### Exercise aim
All of the data needs to be repeated exactly.

### Information supplied
[start]
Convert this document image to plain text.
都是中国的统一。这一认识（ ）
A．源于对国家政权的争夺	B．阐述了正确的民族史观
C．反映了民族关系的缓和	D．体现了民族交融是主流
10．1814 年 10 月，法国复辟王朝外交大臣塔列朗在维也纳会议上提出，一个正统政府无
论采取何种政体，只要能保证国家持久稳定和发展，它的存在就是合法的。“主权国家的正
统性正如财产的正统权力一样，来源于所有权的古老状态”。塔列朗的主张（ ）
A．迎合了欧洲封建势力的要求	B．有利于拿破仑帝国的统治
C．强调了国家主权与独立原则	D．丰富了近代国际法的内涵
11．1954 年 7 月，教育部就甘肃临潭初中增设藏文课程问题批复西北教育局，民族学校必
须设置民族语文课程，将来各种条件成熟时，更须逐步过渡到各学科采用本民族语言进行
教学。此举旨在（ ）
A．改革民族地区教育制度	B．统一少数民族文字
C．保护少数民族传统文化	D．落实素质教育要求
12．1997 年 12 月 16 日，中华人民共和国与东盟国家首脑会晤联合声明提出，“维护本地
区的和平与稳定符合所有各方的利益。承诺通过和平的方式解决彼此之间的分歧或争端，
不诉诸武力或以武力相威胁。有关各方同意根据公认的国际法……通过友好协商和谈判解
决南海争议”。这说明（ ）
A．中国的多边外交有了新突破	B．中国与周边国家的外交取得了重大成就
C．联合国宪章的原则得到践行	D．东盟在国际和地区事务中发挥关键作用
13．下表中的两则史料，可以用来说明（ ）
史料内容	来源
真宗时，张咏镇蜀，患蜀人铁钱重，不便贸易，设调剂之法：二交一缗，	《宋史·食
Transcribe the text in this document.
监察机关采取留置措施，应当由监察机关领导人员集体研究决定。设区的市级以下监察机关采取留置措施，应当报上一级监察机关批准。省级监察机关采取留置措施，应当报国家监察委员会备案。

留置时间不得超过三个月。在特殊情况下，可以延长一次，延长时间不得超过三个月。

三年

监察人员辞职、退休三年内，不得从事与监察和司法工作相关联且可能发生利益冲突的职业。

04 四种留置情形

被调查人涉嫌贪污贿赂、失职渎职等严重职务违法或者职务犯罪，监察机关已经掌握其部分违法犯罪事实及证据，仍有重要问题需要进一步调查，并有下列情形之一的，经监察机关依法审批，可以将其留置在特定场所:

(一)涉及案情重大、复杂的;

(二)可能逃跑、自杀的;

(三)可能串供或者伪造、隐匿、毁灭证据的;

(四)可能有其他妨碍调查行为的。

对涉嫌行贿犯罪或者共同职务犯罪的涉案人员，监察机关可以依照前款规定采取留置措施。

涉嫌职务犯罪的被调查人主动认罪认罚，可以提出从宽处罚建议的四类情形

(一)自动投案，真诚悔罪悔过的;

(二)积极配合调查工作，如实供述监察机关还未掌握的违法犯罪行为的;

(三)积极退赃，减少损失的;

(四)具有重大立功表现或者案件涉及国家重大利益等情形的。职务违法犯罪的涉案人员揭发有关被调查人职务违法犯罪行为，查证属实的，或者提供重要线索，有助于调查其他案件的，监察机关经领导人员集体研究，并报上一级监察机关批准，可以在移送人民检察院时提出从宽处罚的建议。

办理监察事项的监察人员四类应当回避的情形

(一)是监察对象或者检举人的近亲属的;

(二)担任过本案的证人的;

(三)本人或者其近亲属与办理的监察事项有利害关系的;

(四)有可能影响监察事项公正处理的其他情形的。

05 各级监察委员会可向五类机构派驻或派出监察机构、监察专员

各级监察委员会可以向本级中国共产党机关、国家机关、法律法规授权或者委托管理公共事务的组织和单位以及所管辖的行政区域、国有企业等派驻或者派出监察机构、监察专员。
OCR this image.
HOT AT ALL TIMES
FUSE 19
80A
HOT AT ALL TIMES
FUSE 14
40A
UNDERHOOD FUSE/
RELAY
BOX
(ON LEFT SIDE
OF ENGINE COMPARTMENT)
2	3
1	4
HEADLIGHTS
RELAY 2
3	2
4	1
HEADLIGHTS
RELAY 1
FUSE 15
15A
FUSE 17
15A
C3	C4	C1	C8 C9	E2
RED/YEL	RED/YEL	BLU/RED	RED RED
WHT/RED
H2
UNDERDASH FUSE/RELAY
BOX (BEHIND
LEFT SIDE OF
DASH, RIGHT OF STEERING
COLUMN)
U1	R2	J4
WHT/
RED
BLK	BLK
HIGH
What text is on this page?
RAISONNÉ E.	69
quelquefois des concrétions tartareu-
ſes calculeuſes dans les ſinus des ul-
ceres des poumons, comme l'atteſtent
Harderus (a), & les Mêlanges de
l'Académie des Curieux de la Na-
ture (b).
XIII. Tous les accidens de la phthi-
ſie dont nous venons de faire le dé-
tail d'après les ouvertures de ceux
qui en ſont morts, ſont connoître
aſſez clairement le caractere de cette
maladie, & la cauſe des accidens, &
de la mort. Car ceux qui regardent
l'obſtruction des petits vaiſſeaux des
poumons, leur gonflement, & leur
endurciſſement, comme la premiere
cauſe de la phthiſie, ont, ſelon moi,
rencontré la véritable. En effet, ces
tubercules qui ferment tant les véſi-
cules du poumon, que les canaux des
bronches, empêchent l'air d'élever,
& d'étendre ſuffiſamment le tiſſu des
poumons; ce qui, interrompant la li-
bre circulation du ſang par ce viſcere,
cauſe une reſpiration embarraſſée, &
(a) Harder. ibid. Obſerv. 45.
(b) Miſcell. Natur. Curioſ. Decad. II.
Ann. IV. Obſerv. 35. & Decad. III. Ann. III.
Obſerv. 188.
[end]
### Answer to this problem
Convert this document image to plain text.
都是中国的统一。这一认识（ ）
A．源于对国家政权的争夺	B．阐述了正确的民族史观
C．反映了民族关系的缓和	D．体现了民族交融是主流
10．1814 年 10 月，法国复辟王朝外交大臣塔列朗在维也纳会议上提出，一个正统政府无
论采取何种政体，只要能保证国家持久稳定和发展，它的存在就是合法的。“主权国家的正
统性正如财产的正统权力一样，来源于所有权的古老状态”。塔列朗的主张（ ）
A．迎合了欧洲封建势力的要求	B．有利于拿破仑帝国的统治
C．强调了国家主权与独立原则	D．丰富了近代国际法的内涵
11．1954 年 7 月，教育部就甘肃临潭初中增设藏文课程问题批复西北教育局，民族学校必
须设置民族语文课程，将来各种条件成熟时，更须逐步过渡到各学科采用本民族语言进行
教学。此举旨在（ ）
A．改革民族地区教育制度	B．统一少数民族文字
C．保护少数民族传统文化	D．落实素质教育要求
12．1997 年 12 月 16 日，中华人民共和国与东盟国家首脑会晤联合声明提出，“维护本地
区的和平与稳定符合所有各方的利益。承诺通过和平的方式解决彼此之间的分歧或争端，
不诉诸武力或以武力相威胁。有关各方同意根据公认的国际法……通过友好协商和谈判解
决南海争议”。这说明（ ）
A．中国的多边外交有了新突破	B．中国与周边国家的外交取得了重大成就
C．联合国宪章的原则得到践行	D．东盟在国际和地区事务中发挥关键作用
13．下表中的两则史料，可以用来说明（ ）
史料内容	来源
真宗时，张咏镇蜀，患蜀人铁钱重，不便贸易，设调剂之法：二交一缗，	《宋史·食
Transcribe the text in this document.
监察机关采取留置措施，应当由监察机关领导人员集体研究决定。设区的市级以下监察机关采取留置措施，应当报上一级监察机关批准。省级监察机关采取留置措施，应当报国家监察委员会备案。

留置时间不得超过三个月。在特殊情况下，可以延长一次，延长时间不得超过三个月。

三年

监察人员辞职、退休三年内，不得从事与监察和司法工作相关联且可能发生利益冲突的职业。

04 四种留置情形

被调查人涉嫌贪污贿赂、失职渎职等严重职务违法或者职务犯罪，监察机关已经掌握其部分违法犯罪事实及证据，仍有重要问题需要进一步调查，并有下列情形之一的，经监察机关依法审批，可以将其留置在特定场所:

(一)涉及案情重大、复杂的;

(二)可能逃跑、自杀的;

(三)可能串供或者伪造、隐匿、毁灭证据的;

(四)可能有其他妨碍调查行为的。

对涉嫌行贿犯罪或者共同职务犯罪的涉案人员，监察机关可以依照前款规定采取留置措施。

涉嫌职务犯罪的被调查人主动认罪认罚，可以提出从宽处罚建议的四类情形

(一)自动投案，真诚悔罪悔过的;

(二)积极配合调查工作，如实供述监察机关还未掌握的违法犯罪行为的;

(三)积极退赃，减少损失的;

(四)具有重大立功表现或者案件涉及国家重大利益等情形的。职务违法犯罪的涉案人员揭发有关被调查人职务违法犯罪行为，查证属实的，或者提供重要线索，有助于调查其他案件的，监察机关经领导人员集体研究，并报上一级监察机关批准，可以在移送人民检察院时提出从宽处罚的建议。

办理监察事项的监察人员四类应当回避的情形

(一)是监察对象或者检举人的近亲属的;

(二)担任过本案的证人的;

(三)本人或者其近亲属与办理的监察事项有利害关系的;

(四)有可能影响监察事项公正处理的其他情形的。

05 各级监察委员会可向五类机构派驻或派出监察机构、监察专员

各级监察委员会可以向本级中国共产党机关、国家机关、法律法规授权或者委托管理公共事务的组织和单位以及所管辖的行政区域、国有企业等派驻或者派出监察机构、监察专员。
OCR this image.
HOT AT ALL TIMES
FUSE 19
80A
HOT AT ALL TIMES
FUSE 14
40A
UNDERHOOD FUSE/
RELAY
BOX
(ON LEFT SIDE
OF ENGINE COMPARTMENT)
2	3
1	4
HEADLIGHTS
RELAY 2
3	2
4	1
HEADLIGHTS
RELAY 1
FUSE 15
15A
FUSE 17
15A
C3	C4	C1	C8 C9	E2
RED/YEL	RED/YEL	BLU/RED	RED RED
WHT/RED
H2
UNDERDASH FUSE/RELAY
BOX (BEHIND
LEFT SIDE OF
DASH, RIGHT OF STEERING
COLUMN)
U1	R2	J4
WHT/
RED
BLK	BLK
HIGH
What text is on this page?
RAISONNÉ E.	69
quelquefois des concrétions tartareu-
ſes calculeuſes dans les ſinus des ul-
ceres des poumons, comme l'atteſtent
Harderus (a), & les Mêlanges de
l'Académie des Curieux de la Na-
ture (b).
XIII. Tous les accidens de la phthi-
ſie dont nous venons de faire le dé-
tail d'après les ouvertures de ceux
qui en ſont morts, ſont connoître
aſſez clairement le caractere de cette
maladie, & la cauſe des accidens, &
de la mort. Car ceux qui regardent
l'obſtruction des petits vaiſſeaux des
poumons, leur gonflement, & leur
endurciſſement, comme la premiere
cauſe de la phthiſie, ont, ſelon moi,
rencontré la véritable. En effet, ces
tubercules qui ferment tant les véſi-
cules du poumon, que les canaux des
bronches, empêchent l'air d'élever,
& d'étendre ſuffiſamment le tiſſu des
poumons; ce qui, interrompant la li-
bre circulation du ſang par ce viſcere,
cauſe une reſpiration embarraſſée, &
(a) Harder. ibid. Obſerv. 45.
(b) Miſcell. Natur. Curioſ. Decad. II.
Ann. IV. Obſerv. 35. & Decad. III. Ann. III.
Obſerv. 188.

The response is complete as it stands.